AIM OF THE TASK:
Find the lines containing the word "bluetooth" and copy every one of them.
:: DATA SUPPLIED
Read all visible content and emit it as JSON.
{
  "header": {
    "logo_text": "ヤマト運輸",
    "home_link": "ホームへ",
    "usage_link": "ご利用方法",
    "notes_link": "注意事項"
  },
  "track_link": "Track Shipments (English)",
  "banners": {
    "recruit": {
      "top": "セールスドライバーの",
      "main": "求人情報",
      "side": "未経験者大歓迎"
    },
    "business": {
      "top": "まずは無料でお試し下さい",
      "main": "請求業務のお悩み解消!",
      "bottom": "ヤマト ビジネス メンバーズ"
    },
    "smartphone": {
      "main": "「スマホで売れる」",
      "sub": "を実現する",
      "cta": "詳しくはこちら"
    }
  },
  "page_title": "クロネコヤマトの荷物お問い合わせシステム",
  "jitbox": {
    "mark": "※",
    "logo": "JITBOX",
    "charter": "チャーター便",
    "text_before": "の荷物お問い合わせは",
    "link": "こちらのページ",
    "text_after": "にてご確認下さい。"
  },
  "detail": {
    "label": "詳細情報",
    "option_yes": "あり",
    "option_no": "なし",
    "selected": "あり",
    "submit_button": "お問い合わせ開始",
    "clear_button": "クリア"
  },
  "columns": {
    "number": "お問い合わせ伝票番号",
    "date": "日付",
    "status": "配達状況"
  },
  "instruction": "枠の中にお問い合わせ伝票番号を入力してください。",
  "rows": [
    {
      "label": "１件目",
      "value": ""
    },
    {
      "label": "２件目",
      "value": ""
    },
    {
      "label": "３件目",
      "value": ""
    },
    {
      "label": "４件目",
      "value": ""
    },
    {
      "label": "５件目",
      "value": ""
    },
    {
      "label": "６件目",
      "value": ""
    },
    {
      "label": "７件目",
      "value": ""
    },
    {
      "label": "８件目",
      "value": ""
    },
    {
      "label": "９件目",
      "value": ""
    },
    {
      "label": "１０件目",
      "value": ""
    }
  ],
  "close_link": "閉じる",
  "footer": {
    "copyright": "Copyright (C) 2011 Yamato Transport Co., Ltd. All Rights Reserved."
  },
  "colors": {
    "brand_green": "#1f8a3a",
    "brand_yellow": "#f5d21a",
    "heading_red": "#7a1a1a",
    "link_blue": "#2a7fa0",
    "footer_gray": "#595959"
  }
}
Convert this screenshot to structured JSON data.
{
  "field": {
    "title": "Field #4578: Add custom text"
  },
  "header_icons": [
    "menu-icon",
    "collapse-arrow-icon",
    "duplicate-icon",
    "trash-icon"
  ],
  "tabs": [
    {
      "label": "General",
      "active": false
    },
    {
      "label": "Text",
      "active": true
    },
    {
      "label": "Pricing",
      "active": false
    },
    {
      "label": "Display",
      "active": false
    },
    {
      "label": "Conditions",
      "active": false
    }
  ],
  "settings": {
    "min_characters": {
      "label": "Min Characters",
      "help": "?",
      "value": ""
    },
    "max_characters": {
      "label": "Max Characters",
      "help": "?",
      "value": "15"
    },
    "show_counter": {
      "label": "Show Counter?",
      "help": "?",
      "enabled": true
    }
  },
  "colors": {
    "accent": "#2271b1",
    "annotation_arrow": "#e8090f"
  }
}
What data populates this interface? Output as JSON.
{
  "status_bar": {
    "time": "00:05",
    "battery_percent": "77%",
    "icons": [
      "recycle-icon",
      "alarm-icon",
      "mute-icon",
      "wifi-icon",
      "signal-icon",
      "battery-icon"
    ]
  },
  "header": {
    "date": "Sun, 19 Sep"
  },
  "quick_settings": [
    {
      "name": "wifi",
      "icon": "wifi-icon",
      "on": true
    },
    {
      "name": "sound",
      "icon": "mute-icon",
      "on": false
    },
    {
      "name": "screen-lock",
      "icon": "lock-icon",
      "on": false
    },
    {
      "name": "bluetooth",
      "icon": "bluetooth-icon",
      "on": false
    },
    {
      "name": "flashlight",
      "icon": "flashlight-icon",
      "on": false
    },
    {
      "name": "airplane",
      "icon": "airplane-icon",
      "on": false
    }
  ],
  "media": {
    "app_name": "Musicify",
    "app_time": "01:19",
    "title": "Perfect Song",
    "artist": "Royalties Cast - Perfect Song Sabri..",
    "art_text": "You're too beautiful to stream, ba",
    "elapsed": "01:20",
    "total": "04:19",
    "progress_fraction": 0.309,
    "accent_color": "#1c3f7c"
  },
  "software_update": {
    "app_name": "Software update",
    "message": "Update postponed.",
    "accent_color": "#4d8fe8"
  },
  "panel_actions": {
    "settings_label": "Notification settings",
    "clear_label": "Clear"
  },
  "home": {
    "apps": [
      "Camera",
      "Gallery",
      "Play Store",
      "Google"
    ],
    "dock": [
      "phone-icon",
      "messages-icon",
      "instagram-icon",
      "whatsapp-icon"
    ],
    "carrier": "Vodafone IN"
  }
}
::::
SOLUTION TO THIS TASK:
      "name": "bluetooth",
      "icon": "bluetooth-icon",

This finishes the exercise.